▶ **EXERCISE DETAILS**: Exactly as written, quote every line that follows, skipping the images.

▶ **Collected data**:
★ ★ ★ ★

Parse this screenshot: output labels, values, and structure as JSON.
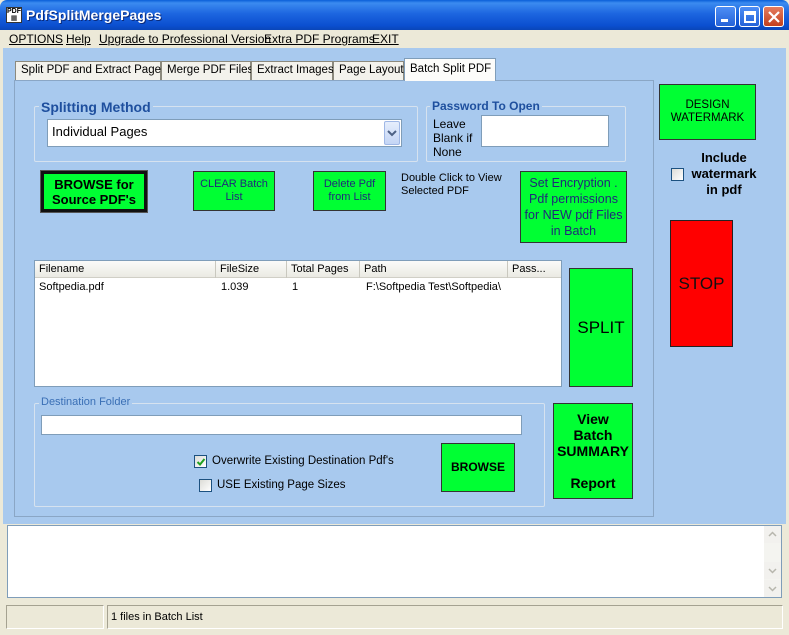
{
  "window": {
    "title": "PdfSplitMergePages",
    "icon_name": "pdf-app-icon"
  },
  "menu": {
    "items": [
      "OPTIONS",
      "Help",
      "Upgrade to Professional Version",
      "Extra PDF Programs",
      "EXIT"
    ]
  },
  "tabs": [
    "Split PDF and Extract Pages",
    "Merge PDF Files",
    "Extract Images",
    "Page Layout",
    "Batch Split PDF"
  ],
  "active_tab": "Batch Split PDF",
  "splitting": {
    "group_title": "Splitting Method",
    "selected": "Individual Pages"
  },
  "password": {
    "group_title": "Password To Open",
    "hint": "Leave Blank if None",
    "value": ""
  },
  "buttons": {
    "browse_source": "BROWSE for Source PDF's",
    "clear_batch": "CLEAR Batch List",
    "delete_pdf": "Delete Pdf from List",
    "set_encryption": "Set Encryption . Pdf permissions for NEW pdf Files in Batch",
    "design_watermark": "DESIGN WATERMARK",
    "split": "SPLIT",
    "stop": "STOP",
    "browse_dest": "BROWSE",
    "view_summary_1": "View Batch SUMMARY",
    "view_summary_2": "Report"
  },
  "double_click_hint": "Double Click to View Selected PDF",
  "watermark": {
    "label": "Include watermark in pdf",
    "checked": false
  },
  "file_list": {
    "columns": [
      "Filename",
      "FileSize",
      "Total Pages",
      "Path",
      "Pass..."
    ],
    "rows": [
      {
        "filename": "Softpedia.pdf",
        "filesize": "1.039",
        "total_pages": "1",
        "path": "F:\\Softpedia Test\\Softpedia\\",
        "pass": ""
      }
    ]
  },
  "destination": {
    "group_title": "Destination Folder",
    "value": "",
    "overwrite_label": "Overwrite Existing Destination Pdf's",
    "overwrite_checked": true,
    "use_sizes_label": "USE Existing Page Sizes",
    "use_sizes_checked": false
  },
  "log_text": "",
  "status": {
    "pane1": "",
    "pane2": "1 files in Batch List"
  },
  "colors": {
    "accent_green": "#00ff33",
    "stop_red": "#ff0000",
    "panel_blue": "#a8c9ee",
    "group_title_blue": "#1e4f9e"
  }
}
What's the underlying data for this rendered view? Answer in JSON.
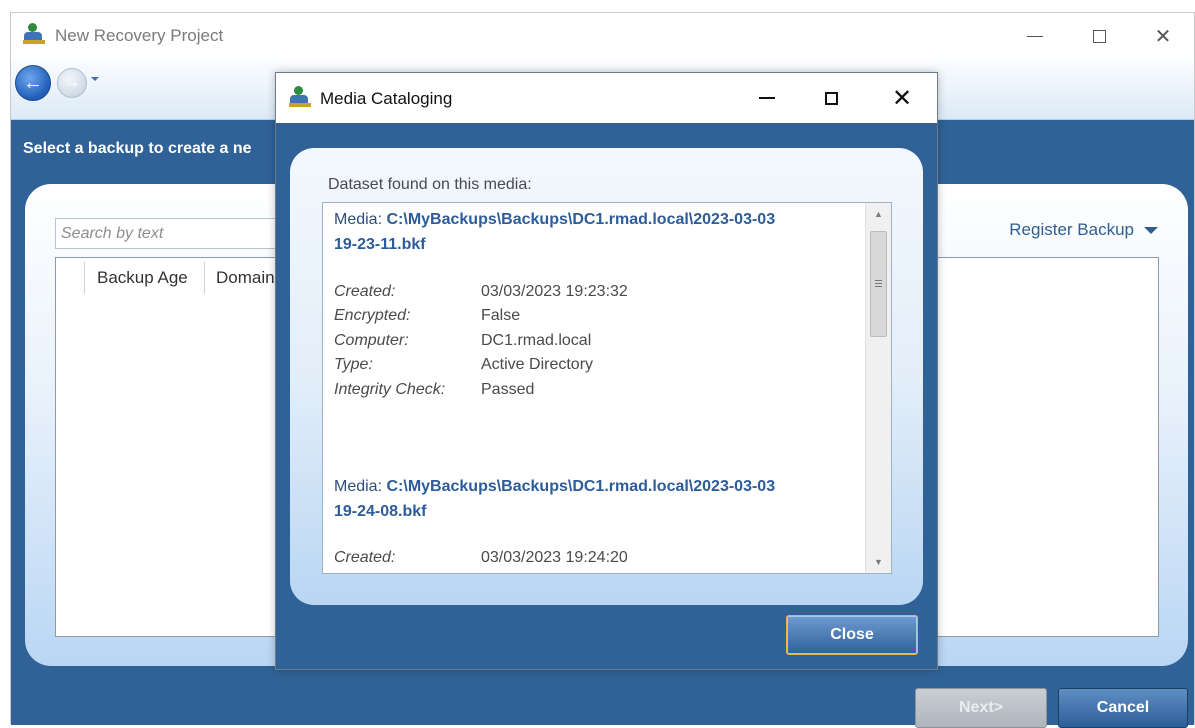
{
  "main_window": {
    "title": "New Recovery Project",
    "instruction": "Select a backup to create a ne",
    "search_placeholder": "Search by text",
    "register_label": "Register Backup",
    "columns": [
      "Backup Age",
      "Domain"
    ],
    "next_label": "Next>",
    "cancel_label": "Cancel"
  },
  "dialog": {
    "title": "Media Cataloging",
    "caption": "Dataset found on this media:",
    "media_prefix": "Media:",
    "entries": [
      {
        "path_line1": "C:\\MyBackups\\Backups\\DC1.rmad.local\\2023-03-03",
        "path_line2": "19-23-11.bkf",
        "created_label": "Created:",
        "created": "03/03/2023 19:23:32",
        "encrypted_label": "Encrypted:",
        "encrypted": "False",
        "computer_label": "Computer:",
        "computer": "DC1.rmad.local",
        "type_label": "Type:",
        "type": "Active Directory",
        "integrity_label": "Integrity Check:",
        "integrity": "Passed"
      },
      {
        "path_line1": "C:\\MyBackups\\Backups\\DC1.rmad.local\\2023-03-03",
        "path_line2": "19-24-08.bkf",
        "created_label": "Created:",
        "created": "03/03/2023 19:24:20"
      }
    ],
    "close_label": "Close"
  },
  "colors": {
    "window_blue": "#306297",
    "link_blue": "#2d5c9a",
    "focus_border": "#e9b24a"
  },
  "icons": [
    "app-logo-icon",
    "back-arrow-icon",
    "forward-arrow-icon",
    "dropdown-arrow-icon",
    "minimize-icon",
    "maximize-icon",
    "close-icon"
  ]
}
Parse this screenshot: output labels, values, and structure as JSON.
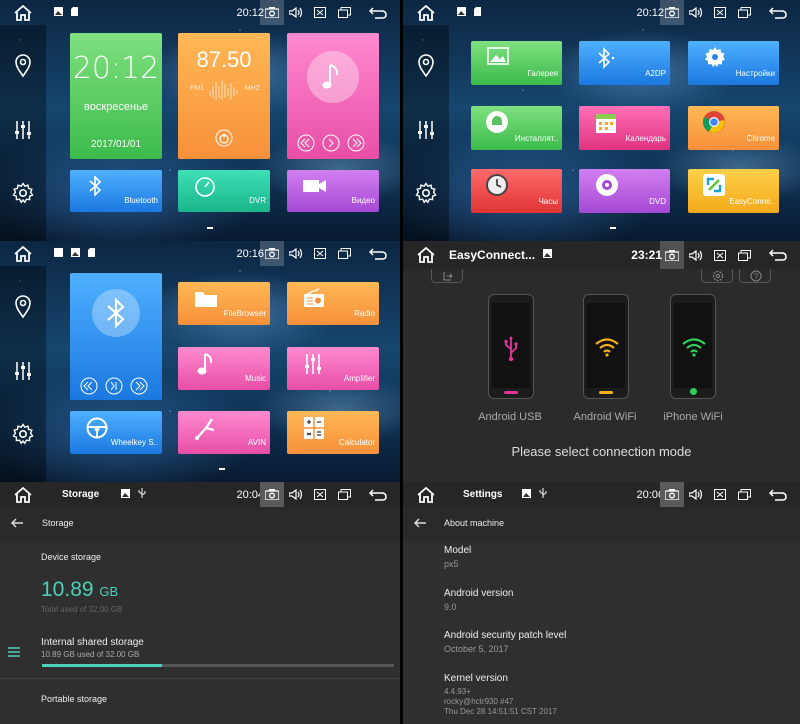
{
  "q1": {
    "time": "20:12",
    "clock": {
      "time": "20:12",
      "day": "воскресенье",
      "date": "2017/01/01"
    },
    "radio": {
      "freq": "87.50",
      "fm": "FM1",
      "unit": "MHZ"
    },
    "tiles": [
      {
        "label": "Bluetooth"
      },
      {
        "label": "DVR"
      },
      {
        "label": "Видео"
      }
    ]
  },
  "q2": {
    "time": "20:12",
    "tiles": [
      {
        "label": "Галерея"
      },
      {
        "label": "A2DP"
      },
      {
        "label": "Настройки"
      },
      {
        "label": "Инсталлят.."
      },
      {
        "label": "Календарь"
      },
      {
        "label": "Chrome"
      },
      {
        "label": "Часы"
      },
      {
        "label": "DVD"
      },
      {
        "label": "EasyConne.."
      }
    ]
  },
  "q3": {
    "time": "20:16",
    "tiles": [
      {
        "label": "FileBrowser"
      },
      {
        "label": "Radio"
      },
      {
        "label": "Music"
      },
      {
        "label": "Amplifier"
      },
      {
        "label": "Wheelkey S.."
      },
      {
        "label": "AVIN"
      },
      {
        "label": "Calculator"
      }
    ]
  },
  "q4": {
    "title": "EasyConnect...",
    "time": "23:21",
    "modes": [
      {
        "label": "Android USB"
      },
      {
        "label": "Android WiFi"
      },
      {
        "label": "iPhone WiFi"
      }
    ],
    "prompt": "Please select connection mode"
  },
  "q5": {
    "app": "Storage",
    "time": "20:04",
    "header": "Storage",
    "device_storage": "Device storage",
    "used_value": "10.89",
    "used_unit": "GB",
    "total_used": "Total used of 32.00 GB",
    "internal_title": "Internal shared storage",
    "internal_sub": "10.89 GB used of 32.00 GB",
    "internal_fraction": 0.34,
    "portable": "Portable storage"
  },
  "q6": {
    "app": "Settings",
    "time": "20:06",
    "header": "About machine",
    "items": [
      {
        "title": "Model",
        "value": "px5"
      },
      {
        "title": "Android version",
        "value": "9.0"
      },
      {
        "title": "Android security patch level",
        "value": "October 5, 2017"
      },
      {
        "title": "Kernel version",
        "value": "4.4.93+",
        "value2": "rocky@hctr930 #47",
        "value3": "Thu Dec 28 14:51:51 CST 2017"
      }
    ]
  },
  "colors": {
    "accent": "#4dd0b8",
    "cam_highlight": "#5a5a5a"
  }
}
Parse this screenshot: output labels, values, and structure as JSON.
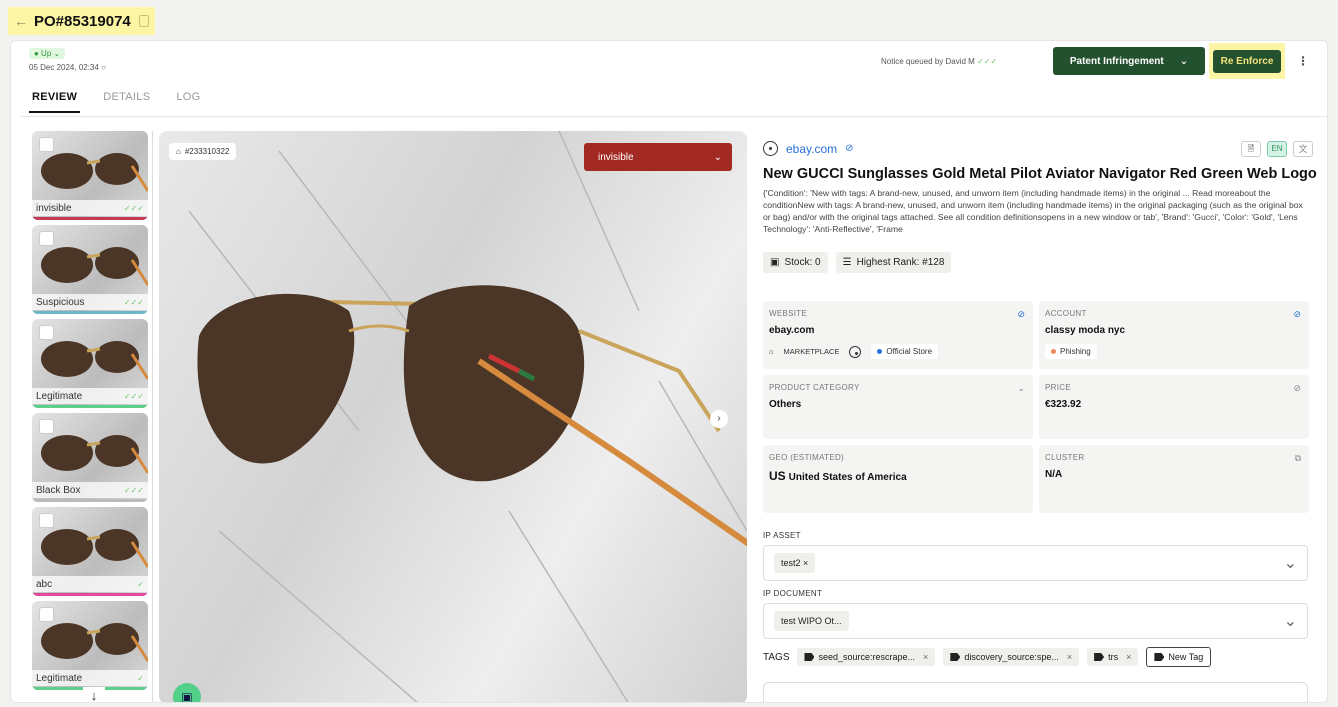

★ ★ ★ ★

▶ **ANSWER**:
Parse this screenshot: output labels, values, and structure as JSON.
{
  "window": {
    "title": "PdfSplitMergePages",
    "icon_name": "pdf-app-icon"
  },
  "menu": {
    "items": [
      "OPTIONS",
      "Help",
      "Upgrade to Professional Version",
      "Extra PDF Programs",
      "EXIT"
    ]
  },
  "tabs": [
    "Split PDF and Extract Pages",
    "Merge PDF Files",
    "Extract Images",
    "Page Layout",
    "Batch Split PDF"
  ],
  "active_tab": "Batch Split PDF",
  "splitting": {
    "group_title": "Splitting Method",
    "selected": "Individual Pages"
  },
  "password": {
    "group_title": "Password To Open",
    "hint": "Leave Blank if None",
    "value": ""
  },
  "buttons": {
    "browse_source": "BROWSE for Source PDF's",
    "clear_batch": "CLEAR Batch List",
    "delete_pdf": "Delete Pdf from List",
    "set_encryption": "Set Encryption . Pdf permissions for NEW pdf Files in Batch",
    "design_watermark": "DESIGN WATERMARK",
    "split": "SPLIT",
    "stop": "STOP",
    "browse_dest": "BROWSE",
    "view_summary_1": "View Batch SUMMARY",
    "view_summary_2": "Report"
  },
  "double_click_hint": "Double Click to View Selected PDF",
  "watermark": {
    "label": "Include watermark in pdf",
    "checked": false
  },
  "file_list": {
    "columns": [
      "Filename",
      "FileSize",
      "Total Pages",
      "Path",
      "Pass..."
    ],
    "rows": [
      {
        "filename": "Softpedia.pdf",
        "filesize": "1.039",
        "total_pages": "1",
        "path": "F:\\Softpedia Test\\Softpedia\\",
        "pass": ""
      }
    ]
  },
  "destination": {
    "group_title": "Destination Folder",
    "value": "",
    "overwrite_label": "Overwrite Existing Destination Pdf's",
    "overwrite_checked": true,
    "use_sizes_label": "USE Existing Page Sizes",
    "use_sizes_checked": false
  },
  "log_text": "",
  "status": {
    "pane1": "",
    "pane2": "1 files in Batch List"
  },
  "colors": {
    "accent_green": "#00ff33",
    "stop_red": "#ff0000",
    "panel_blue": "#a8c9ee",
    "group_title_blue": "#1e4f9e"
  }
}
What's the underlying data for this rendered view? Answer in JSON.
{
  "main_window": {
    "title": "New Recovery Project",
    "instruction": "Select a backup to create a ne",
    "search_placeholder": "Search by text",
    "register_label": "Register Backup",
    "columns": [
      "Backup Age",
      "Domain"
    ],
    "next_label": "Next>",
    "cancel_label": "Cancel"
  },
  "dialog": {
    "title": "Media Cataloging",
    "caption": "Dataset found on this media:",
    "media_prefix": "Media:",
    "entries": [
      {
        "path_line1": "C:\\MyBackups\\Backups\\DC1.rmad.local\\2023-03-03",
        "path_line2": "19-23-11.bkf",
        "created_label": "Created:",
        "created": "03/03/2023 19:23:32",
        "encrypted_label": "Encrypted:",
        "encrypted": "False",
        "computer_label": "Computer:",
        "computer": "DC1.rmad.local",
        "type_label": "Type:",
        "type": "Active Directory",
        "integrity_label": "Integrity Check:",
        "integrity": "Passed"
      },
      {
        "path_line1": "C:\\MyBackups\\Backups\\DC1.rmad.local\\2023-03-03",
        "path_line2": "19-24-08.bkf",
        "created_label": "Created:",
        "created": "03/03/2023 19:24:20"
      }
    ],
    "close_label": "Close"
  },
  "colors": {
    "window_blue": "#306297",
    "link_blue": "#2d5c9a",
    "focus_border": "#e9b24a"
  },
  "icons": [
    "app-logo-icon",
    "back-arrow-icon",
    "forward-arrow-icon",
    "dropdown-arrow-icon",
    "minimize-icon",
    "maximize-icon",
    "close-icon"
  ]
}
Parse this screenshot: output labels, values, and structure as JSON.
{
  "q1": {
    "time": "20:12",
    "clock": {
      "time": "20:12",
      "day": "воскресенье",
      "date": "2017/01/01"
    },
    "radio": {
      "freq": "87.50",
      "fm": "FM1",
      "unit": "MHZ"
    },
    "tiles": [
      {
        "label": "Bluetooth"
      },
      {
        "label": "DVR"
      },
      {
        "label": "Видео"
      }
    ]
  },
  "q2": {
    "time": "20:12",
    "tiles": [
      {
        "label": "Галерея"
      },
      {
        "label": "A2DP"
      },
      {
        "label": "Настройки"
      },
      {
        "label": "Инсталлят.."
      },
      {
        "label": "Календарь"
      },
      {
        "label": "Chrome"
      },
      {
        "label": "Часы"
      },
      {
        "label": "DVD"
      },
      {
        "label": "EasyConne.."
      }
    ]
  },
  "q3": {
    "time": "20:16",
    "tiles": [
      {
        "label": "FileBrowser"
      },
      {
        "label": "Radio"
      },
      {
        "label": "Music"
      },
      {
        "label": "Amplifier"
      },
      {
        "label": "Wheelkey S.."
      },
      {
        "label": "AVIN"
      },
      {
        "label": "Calculator"
      }
    ]
  },
  "q4": {
    "title": "EasyConnect...",
    "time": "23:21",
    "modes": [
      {
        "label": "Android USB"
      },
      {
        "label": "Android WiFi"
      },
      {
        "label": "iPhone WiFi"
      }
    ],
    "prompt": "Please select connection mode"
  },
  "q5": {
    "app": "Storage",
    "time": "20:04",
    "header": "Storage",
    "device_storage": "Device storage",
    "used_value": "10.89",
    "used_unit": "GB",
    "total_used": "Total used of 32.00 GB",
    "internal_title": "Internal shared storage",
    "internal_sub": "10.89 GB used of 32.00 GB",
    "internal_fraction": 0.34,
    "portable": "Portable storage"
  },
  "q6": {
    "app": "Settings",
    "time": "20:06",
    "header": "About machine",
    "items": [
      {
        "title": "Model",
        "value": "px5"
      },
      {
        "title": "Android version",
        "value": "9.0"
      },
      {
        "title": "Android security patch level",
        "value": "October 5, 2017"
      },
      {
        "title": "Kernel version",
        "value": "4.4.93+",
        "value2": "rocky@hctr930 #47",
        "value3": "Thu Dec 28 14:51:51 CST 2017"
      }
    ]
  },
  "colors": {
    "accent": "#4dd0b8",
    "cam_highlight": "#5a5a5a"
  }
}
Parse this screenshot: output labels, values, and structure as JSON.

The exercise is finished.